Repeat exactly each line of the data provided below.

/---

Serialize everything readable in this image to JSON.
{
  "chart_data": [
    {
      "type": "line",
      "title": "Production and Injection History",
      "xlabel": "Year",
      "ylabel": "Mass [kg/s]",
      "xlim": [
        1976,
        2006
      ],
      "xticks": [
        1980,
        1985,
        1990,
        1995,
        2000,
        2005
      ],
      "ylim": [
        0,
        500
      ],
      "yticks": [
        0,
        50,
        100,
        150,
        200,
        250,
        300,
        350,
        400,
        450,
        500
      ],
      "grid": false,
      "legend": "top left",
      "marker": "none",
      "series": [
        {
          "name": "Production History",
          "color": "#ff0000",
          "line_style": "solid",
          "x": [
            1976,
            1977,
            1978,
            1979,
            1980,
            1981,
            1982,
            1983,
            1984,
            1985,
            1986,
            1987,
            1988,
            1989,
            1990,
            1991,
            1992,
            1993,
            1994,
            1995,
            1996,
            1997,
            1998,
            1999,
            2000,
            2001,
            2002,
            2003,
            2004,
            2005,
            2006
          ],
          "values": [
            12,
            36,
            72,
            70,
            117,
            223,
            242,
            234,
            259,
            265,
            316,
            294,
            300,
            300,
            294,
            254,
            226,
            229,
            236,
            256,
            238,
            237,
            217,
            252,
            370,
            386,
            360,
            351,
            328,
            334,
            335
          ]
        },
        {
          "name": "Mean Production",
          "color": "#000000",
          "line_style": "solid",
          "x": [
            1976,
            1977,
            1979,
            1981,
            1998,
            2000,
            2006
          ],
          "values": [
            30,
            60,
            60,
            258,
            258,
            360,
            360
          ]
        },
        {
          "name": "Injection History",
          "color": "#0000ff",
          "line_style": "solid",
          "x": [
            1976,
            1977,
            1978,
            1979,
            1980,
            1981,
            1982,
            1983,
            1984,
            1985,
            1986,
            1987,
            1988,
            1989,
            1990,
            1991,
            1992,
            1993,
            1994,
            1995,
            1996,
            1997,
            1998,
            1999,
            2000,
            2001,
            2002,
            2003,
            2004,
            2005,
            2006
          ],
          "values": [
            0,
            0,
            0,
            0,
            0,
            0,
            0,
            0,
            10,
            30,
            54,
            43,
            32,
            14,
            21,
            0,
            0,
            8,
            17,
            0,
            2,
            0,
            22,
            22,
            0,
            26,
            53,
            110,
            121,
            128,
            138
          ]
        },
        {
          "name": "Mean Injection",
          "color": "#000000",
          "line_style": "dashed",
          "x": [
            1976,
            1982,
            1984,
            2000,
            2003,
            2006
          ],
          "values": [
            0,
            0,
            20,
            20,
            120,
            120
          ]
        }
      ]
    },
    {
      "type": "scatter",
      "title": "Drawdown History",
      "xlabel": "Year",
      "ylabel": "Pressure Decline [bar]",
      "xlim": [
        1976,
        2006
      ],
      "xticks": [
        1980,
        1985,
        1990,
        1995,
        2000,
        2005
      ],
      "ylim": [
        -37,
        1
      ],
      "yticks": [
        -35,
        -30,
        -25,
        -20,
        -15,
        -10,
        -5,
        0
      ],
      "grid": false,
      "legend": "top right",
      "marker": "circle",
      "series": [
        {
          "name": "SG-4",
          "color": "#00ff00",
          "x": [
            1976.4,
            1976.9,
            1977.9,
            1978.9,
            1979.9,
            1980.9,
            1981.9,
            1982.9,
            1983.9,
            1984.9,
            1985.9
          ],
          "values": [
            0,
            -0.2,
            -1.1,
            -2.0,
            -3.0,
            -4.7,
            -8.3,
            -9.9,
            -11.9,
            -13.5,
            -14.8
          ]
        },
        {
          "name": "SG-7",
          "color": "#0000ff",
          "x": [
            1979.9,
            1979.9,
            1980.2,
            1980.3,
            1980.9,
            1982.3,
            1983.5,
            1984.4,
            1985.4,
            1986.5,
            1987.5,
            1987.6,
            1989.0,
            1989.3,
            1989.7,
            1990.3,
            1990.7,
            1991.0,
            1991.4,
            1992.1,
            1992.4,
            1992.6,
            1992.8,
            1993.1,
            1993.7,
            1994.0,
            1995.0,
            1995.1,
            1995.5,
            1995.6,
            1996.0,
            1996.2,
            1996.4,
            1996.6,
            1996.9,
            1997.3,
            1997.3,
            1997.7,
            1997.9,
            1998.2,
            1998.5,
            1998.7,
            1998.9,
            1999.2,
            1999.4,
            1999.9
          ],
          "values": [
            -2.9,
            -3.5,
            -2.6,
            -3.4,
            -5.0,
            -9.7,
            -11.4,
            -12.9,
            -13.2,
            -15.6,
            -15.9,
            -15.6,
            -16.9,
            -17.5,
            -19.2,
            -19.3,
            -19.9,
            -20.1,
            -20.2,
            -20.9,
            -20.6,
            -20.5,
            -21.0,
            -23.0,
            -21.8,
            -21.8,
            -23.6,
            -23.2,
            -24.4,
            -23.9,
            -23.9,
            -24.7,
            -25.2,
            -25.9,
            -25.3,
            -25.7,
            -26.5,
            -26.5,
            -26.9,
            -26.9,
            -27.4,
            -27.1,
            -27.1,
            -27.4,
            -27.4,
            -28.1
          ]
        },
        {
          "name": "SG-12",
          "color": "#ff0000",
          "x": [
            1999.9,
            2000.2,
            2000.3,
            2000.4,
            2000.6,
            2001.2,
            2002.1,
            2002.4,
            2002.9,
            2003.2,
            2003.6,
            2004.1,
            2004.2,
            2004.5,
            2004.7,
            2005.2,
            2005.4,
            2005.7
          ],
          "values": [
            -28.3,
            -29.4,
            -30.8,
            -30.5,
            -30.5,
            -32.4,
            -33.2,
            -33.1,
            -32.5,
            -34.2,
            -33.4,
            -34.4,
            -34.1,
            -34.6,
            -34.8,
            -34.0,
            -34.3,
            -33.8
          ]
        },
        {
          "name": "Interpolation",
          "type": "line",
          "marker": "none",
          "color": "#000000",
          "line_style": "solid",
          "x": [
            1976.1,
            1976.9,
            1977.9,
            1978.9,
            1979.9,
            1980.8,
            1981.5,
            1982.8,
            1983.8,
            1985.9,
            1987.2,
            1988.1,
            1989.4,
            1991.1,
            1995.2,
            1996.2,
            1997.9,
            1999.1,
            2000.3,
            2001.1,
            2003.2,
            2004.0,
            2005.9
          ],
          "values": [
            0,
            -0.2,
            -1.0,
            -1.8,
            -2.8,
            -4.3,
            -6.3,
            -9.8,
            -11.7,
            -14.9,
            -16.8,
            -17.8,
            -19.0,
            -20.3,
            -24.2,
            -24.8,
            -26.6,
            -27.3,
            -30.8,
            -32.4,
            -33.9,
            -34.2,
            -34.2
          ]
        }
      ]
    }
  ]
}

\---

■ **ANSWER TO THE PROBLEM**:
Serialize everything readable in this image to JSON.
{
  "chart_data": [
    {
      "type": "line",
      "title": "Production and Injection History",
      "xlabel": "Year",
      "ylabel": "Mass [kg/s]",
      "xlim": [
        1976,
        2006
      ],
      "xticks": [
        1980,
        1985,
        1990,
        1995,
        2000,
        2005
      ],
      "ylim": [
        0,
        500
      ],
      "yticks": [
        0,
        50,
        100,
        150,
        200,
        250,
        300,
        350,
        400,
        450,
        500
      ],
      "grid": false,
      "legend": "top left",
      "marker": "none",
      "series": [
        {
          "name": "Production History",
          "color": "#ff0000",
          "line_style": "solid",
          "x": [
            1976,
            1977,
            1978,
            1979,
            1980,
            1981,
            1982,
            1983,
            1984,
            1985,
            1986,
            1987,
            1988,
            1989,
            1990,
            1991,
            1992,
            1993,
            1994,
            1995,
            1996,
            1997,
            1998,
            1999,
            2000,
            2001,
            2002,
            2003,
            2004,
            2005,
            2006
          ],
          "values": [
            12,
            36,
            72,
            70,
            117,
            223,
            242,
            234,
            259,
            265,
            316,
            294,
            300,
            300,
            294,
            254,
            226,
            229,
            236,
            256,
            238,
            237,
            217,
            252,
            370,
            386,
            360,
            351,
            328,
            334,
            335
          ]
        },
        {
          "name": "Mean Production",
          "color": "#000000",
          "line_style": "solid",
          "x": [
            1976,
            1977,
            1979,
            1981,
            1998,
            2000,
            2006
          ],
          "values": [
            30,
            60,
            60,
            258,
            258,
            360,
            360
          ]
        },
        {
          "name": "Injection History",
          "color": "#0000ff",
          "line_style": "solid",
          "x": [
            1976,
            1977,
            1978,
            1979,
            1980,
            1981,
            1982,
            1983,
            1984,
            1985,
            1986,
            1987,
            1988,
            1989,
            1990,
            1991,
            1992,
            1993,
            1994,
            1995,
            1996,
            1997,
            1998,
            1999,
            2000,
            2001,
            2002,
            2003,
            2004,
            2005,
            2006
          ],
          "values": [
            0,
            0,
            0,
            0,
            0,
            0,
            0,
            0,
            10,
            30,
            54,
            43,
            32,
            14,
            21,
            0,
            0,
            8,
            17,
            0,
            2,
            0,
            22,
            22,
            0,
            26,
            53,
            110,
            121,
            128,
            138
          ]
        },
        {
          "name": "Mean Injection",
          "color": "#000000",
          "line_style": "dashed",
          "x": [
            1976,
            1982,
            1984,
            2000,
            2003,
            2006
          ],
          "values": [
            0,
            0,
            20,
            20,
            120,
            120
          ]
        }
      ]
    },
    {
      "type": "scatter",
      "title": "Drawdown History",
      "xlabel": "Year",
      "ylabel": "Pressure Decline [bar]",
      "xlim": [
        1976,
        2006
      ],
      "xticks": [
        1980,
        1985,
        1990,
        1995,
        2000,
        2005
      ],
      "ylim": [
        -37,
        1
      ],
      "yticks": [
        -35,
        -30,
        -25,
        -20,
        -15,
        -10,
        -5,
        0
      ],
      "grid": false,
      "legend": "top right",
      "marker": "circle",
      "series": [
        {
          "name": "SG-4",
          "color": "#00ff00",
          "x": [
            1976.4,
            1976.9,
            1977.9,
            1978.9,
            1979.9,
            1980.9,
            1981.9,
            1982.9,
            1983.9,
            1984.9,
            1985.9
          ],
          "values": [
            0,
            -0.2,
            -1.1,
            -2.0,
            -3.0,
            -4.7,
            -8.3,
            -9.9,
            -11.9,
            -13.5,
            -14.8
          ]
        },
        {
          "name": "SG-7",
          "color": "#0000ff",
          "x": [
            1979.9,
            1979.9,
            1980.2,
            1980.3,
            1980.9,
            1982.3,
            1983.5,
            1984.4,
            1985.4,
            1986.5,
            1987.5,
            1987.6,
            1989.0,
            1989.3,
            1989.7,
            1990.3,
            1990.7,
            1991.0,
            1991.4,
            1992.1,
            1992.4,
            1992.6,
            1992.8,
            1993.1,
            1993.7,
            1994.0,
            1995.0,
            1995.1,
            1995.5,
            1995.6,
            1996.0,
            1996.2,
            1996.4,
            1996.6,
            1996.9,
            1997.3,
            1997.3,
            1997.7,
            1997.9,
            1998.2,
            1998.5,
            1998.7,
            1998.9,
            1999.2,
            1999.4,
            1999.9
          ],
          "values": [
            -2.9,
            -3.5,
            -2.6,
            -3.4,
            -5.0,
            -9.7,
            -11.4,
            -12.9,
            -13.2,
            -15.6,
            -15.9,
            -15.6,
            -16.9,
            -17.5,
            -19.2,
            -19.3,
            -19.9,
            -20.1,
            -20.2,
            -20.9,
            -20.6,
            -20.5,
            -21.0,
            -23.0,
            -21.8,
            -21.8,
            -23.6,
            -23.2,
            -24.4,
            -23.9,
            -23.9,
            -24.7,
            -25.2,
            -25.9,
            -25.3,
            -25.7,
            -26.5,
            -26.5,
            -26.9,
            -26.9,
            -27.4,
            -27.1,
            -27.1,
            -27.4,
            -27.4,
            -28.1
          ]
        },
        {
          "name": "SG-12",
          "color": "#ff0000",
          "x": [
            1999.9,
            2000.2,
            2000.3,
            2000.4,
            2000.6,
            2001.2,
            2002.1,
            2002.4,
            2002.9,
            2003.2,
            2003.6,
            2004.1,
            2004.2,
            2004.5,
            2004.7,
            2005.2,
            2005.4,
            2005.7
          ],
          "values": [
            -28.3,
            -29.4,
            -30.8,
            -30.5,
            -30.5,
            -32.4,
            -33.2,
            -33.1,
            -32.5,
            -34.2,
            -33.4,
            -34.4,
            -34.1,
            -34.6,
            -34.8,
            -34.0,
            -34.3,
            -33.8
          ]
        },
        {
          "name": "Interpolation",
          "type": "line",
          "marker": "none",
          "color": "#000000",
          "line_style": "solid",
          "x": [
            1976.1,
            1976.9,
            1977.9,
            1978.9,
            1979.9,
            1980.8,
            1981.5,
            1982.8,
            1983.8,
            1985.9,
            1987.2,
            1988.1,
            1989.4,
            1991.1,
            1995.2,
            1996.2,
            1997.9,
            1999.1,
            2000.3,
            2001.1,
            2003.2,
            2004.0,
            2005.9
          ],
          "values": [
            0,
            -0.2,
            -1.0,
            -1.8,
            -2.8,
            -4.3,
            -6.3,
            -9.8,
            -11.7,
            -14.9,
            -16.8,
            -17.8,
            -19.0,
            -20.3,
            -24.2,
            -24.8,
            -26.6,
            -27.3,
            -30.8,
            -32.4,
            -33.9,
            -34.2,
            -34.2
          ]
        }
      ]
    }
  ]
}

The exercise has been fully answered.